● **DATA PROVIDED**:
▼

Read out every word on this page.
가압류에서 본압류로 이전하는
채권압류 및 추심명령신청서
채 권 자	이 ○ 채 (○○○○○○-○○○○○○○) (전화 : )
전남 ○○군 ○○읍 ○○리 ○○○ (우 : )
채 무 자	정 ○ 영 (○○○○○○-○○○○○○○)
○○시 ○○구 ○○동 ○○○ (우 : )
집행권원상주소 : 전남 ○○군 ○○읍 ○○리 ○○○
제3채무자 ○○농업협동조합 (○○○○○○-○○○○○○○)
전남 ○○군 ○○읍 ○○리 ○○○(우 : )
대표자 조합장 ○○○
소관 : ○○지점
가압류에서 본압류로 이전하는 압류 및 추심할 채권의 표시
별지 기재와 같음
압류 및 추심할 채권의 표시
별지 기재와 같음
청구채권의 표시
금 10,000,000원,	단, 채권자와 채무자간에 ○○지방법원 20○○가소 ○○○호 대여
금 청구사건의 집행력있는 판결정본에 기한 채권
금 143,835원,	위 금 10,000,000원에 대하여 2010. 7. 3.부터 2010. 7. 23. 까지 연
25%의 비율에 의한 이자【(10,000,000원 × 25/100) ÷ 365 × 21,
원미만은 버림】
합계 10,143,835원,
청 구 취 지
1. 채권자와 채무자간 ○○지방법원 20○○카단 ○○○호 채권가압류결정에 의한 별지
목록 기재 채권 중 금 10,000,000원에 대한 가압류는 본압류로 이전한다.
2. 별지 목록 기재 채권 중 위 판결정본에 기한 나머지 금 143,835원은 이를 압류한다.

▲

● **EXERCISE BRIEF**:
Locate all lines in the listing above with the word "판결정본에". Copy them.

● **SOLUTION TO THE EXERCISE**:
금 청구사건의 집행력있는 판결정본에 기한 채권
2. 별지 목록 기재 채권 중 위 판결정본에 기한 나머지 금 143,835원은 이를 압류한다.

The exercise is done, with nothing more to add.